__Passage to read__
-----
Floris Versteeg

Free agent
- Position: Power forward

Personal information
- Born: 22 October 1994 (age 30) Amsterdam, Netherlands
- Nationality: Dutch
- Listed height: 2.02 m (6 ft 8 in)
- Listed weight: 98 kg (216 lb)

Career information
- College: Cal State Fullerton (2013–2014)
- NBA draft: 2016: undrafted
- Playing career: 2016–present

Career history
- 2014–2018: ZZ Leiden
- 2018–2019: Dutch Windmills
- 2019–2021: Apollo Amsterdam

= Floris Versteeg =

Dutch basketball player

Floris Versteeg (born 22 October 1994) is a Dutch basketball player who last played for Apollo Amsterdam of the Dutch Basketball League (DBL). Standing at , Versteeg plays as power forward.

==College career==
Versteeg attended and played for the Canarias Basketball Academy, which he followed by playing one season of college basketball for Cal State Fullerton Titans men's basketball team.
-----
__Provided data__

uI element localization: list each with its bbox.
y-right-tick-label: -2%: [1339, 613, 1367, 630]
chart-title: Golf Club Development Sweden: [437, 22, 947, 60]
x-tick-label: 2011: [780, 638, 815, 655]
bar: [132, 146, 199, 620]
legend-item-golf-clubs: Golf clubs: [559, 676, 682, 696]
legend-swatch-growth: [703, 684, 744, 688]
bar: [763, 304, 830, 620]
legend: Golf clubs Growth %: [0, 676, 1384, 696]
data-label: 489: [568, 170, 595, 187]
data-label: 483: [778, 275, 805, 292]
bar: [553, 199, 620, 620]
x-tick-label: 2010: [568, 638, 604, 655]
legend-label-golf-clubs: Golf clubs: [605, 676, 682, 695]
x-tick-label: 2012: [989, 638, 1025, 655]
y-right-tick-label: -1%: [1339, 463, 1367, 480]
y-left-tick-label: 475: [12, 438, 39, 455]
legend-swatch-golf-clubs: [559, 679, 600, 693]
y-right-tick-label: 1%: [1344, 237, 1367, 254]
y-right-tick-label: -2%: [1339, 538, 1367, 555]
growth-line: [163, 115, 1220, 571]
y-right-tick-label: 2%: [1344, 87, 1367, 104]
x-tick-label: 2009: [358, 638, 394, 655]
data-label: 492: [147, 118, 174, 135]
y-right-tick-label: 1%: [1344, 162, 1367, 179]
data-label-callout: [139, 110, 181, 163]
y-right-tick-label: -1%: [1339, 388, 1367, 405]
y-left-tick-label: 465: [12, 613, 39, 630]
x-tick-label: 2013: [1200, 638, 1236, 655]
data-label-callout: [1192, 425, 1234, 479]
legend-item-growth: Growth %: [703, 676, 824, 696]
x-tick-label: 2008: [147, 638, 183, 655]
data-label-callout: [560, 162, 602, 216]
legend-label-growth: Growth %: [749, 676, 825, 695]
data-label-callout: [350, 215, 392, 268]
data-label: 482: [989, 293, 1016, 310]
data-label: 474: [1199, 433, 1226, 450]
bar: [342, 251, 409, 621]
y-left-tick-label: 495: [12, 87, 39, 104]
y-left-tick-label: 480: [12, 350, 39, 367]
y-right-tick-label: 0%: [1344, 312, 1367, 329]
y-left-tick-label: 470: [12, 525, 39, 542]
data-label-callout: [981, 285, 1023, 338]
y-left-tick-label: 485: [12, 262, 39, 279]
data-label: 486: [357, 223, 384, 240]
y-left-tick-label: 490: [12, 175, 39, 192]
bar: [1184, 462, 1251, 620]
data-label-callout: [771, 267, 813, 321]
-----
__Task requirements__
1. According to the article on Floris Versteeg, which academy did he attend and play for before college?
2. Echo the part of the Floris Versteeg article between "Career history" and "men's basketball team.", inclusive.
The records have no connection to the article on Floris Versteeg.

__Solution set__
1. The Canarias Basketball Academy.

2.
Career history
- 2014–2018: ZZ Leiden
- 2018–2019: Dutch Windmills
- 2019–2021: Apollo Amsterdam

= Floris Versteeg =

Dutch basketball player

Floris Versteeg (born 22 October 1994) is a Dutch basketball player who last played for Apollo Amsterdam of the Dutch Basketball League (DBL). Standing at , Versteeg plays as power forward.

==College career==
Versteeg attended and played for the Canarias Basketball Academy, which he followed by playing one season of college basketball for Cal State Fullerton Titans men's basketball team.